§ What the exercise asks
Every entry must be copied word for word.

## begin Given data

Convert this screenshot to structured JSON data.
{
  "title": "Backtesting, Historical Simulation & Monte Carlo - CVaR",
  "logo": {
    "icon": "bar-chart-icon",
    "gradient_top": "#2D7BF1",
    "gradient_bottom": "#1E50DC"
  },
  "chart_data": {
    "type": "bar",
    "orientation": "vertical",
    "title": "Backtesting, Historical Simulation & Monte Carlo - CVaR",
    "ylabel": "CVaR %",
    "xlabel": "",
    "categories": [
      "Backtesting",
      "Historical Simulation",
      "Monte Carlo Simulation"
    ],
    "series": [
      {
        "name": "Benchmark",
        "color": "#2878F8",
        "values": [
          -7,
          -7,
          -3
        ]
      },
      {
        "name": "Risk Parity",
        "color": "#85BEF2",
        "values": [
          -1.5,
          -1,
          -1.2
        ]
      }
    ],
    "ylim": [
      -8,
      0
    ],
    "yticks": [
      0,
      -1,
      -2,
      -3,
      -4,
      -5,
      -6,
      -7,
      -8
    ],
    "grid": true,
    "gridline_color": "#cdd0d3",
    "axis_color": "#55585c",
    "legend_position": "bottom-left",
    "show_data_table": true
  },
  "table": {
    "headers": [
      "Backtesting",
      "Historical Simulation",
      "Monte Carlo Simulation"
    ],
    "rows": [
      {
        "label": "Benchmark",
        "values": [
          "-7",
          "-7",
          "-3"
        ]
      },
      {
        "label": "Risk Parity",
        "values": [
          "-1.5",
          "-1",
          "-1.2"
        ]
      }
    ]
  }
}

## end Given data

§ Exercise output
Convert this screenshot to structured JSON data.
{
  "title": "Backtesting, Historical Simulation & Monte Carlo - CVaR",
  "logo": {
    "icon": "bar-chart-icon",
    "gradient_top": "#2D7BF1",
    "gradient_bottom": "#1E50DC"
  },
  "chart_data": {
    "type": "bar",
    "orientation": "vertical",
    "title": "Backtesting, Historical Simulation & Monte Carlo - CVaR",
    "ylabel": "CVaR %",
    "xlabel": "",
    "categories": [
      "Backtesting",
      "Historical Simulation",
      "Monte Carlo Simulation"
    ],
    "series": [
      {
        "name": "Benchmark",
        "color": "#2878F8",
        "values": [
          -7,
          -7,
          -3
        ]
      },
      {
        "name": "Risk Parity",
        "color": "#85BEF2",
        "values": [
          -1.5,
          -1,
          -1.2
        ]
      }
    ],
    "ylim": [
      -8,
      0
    ],
    "yticks": [
      0,
      -1,
      -2,
      -3,
      -4,
      -5,
      -6,
      -7,
      -8
    ],
    "grid": true,
    "gridline_color": "#cdd0d3",
    "axis_color": "#55585c",
    "legend_position": "bottom-left",
    "show_data_table": true
  },
  "table": {
    "headers": [
      "Backtesting",
      "Historical Simulation",
      "Monte Carlo Simulation"
    ],
    "rows": [
      {
        "label": "Benchmark",
        "values": [
          "-7",
          "-7",
          "-3"
        ]
      },
      {
        "label": "Risk Parity",
        "values": [
          "-1.5",
          "-1",
          "-1.2"
        ]
      }
    ]
  }
}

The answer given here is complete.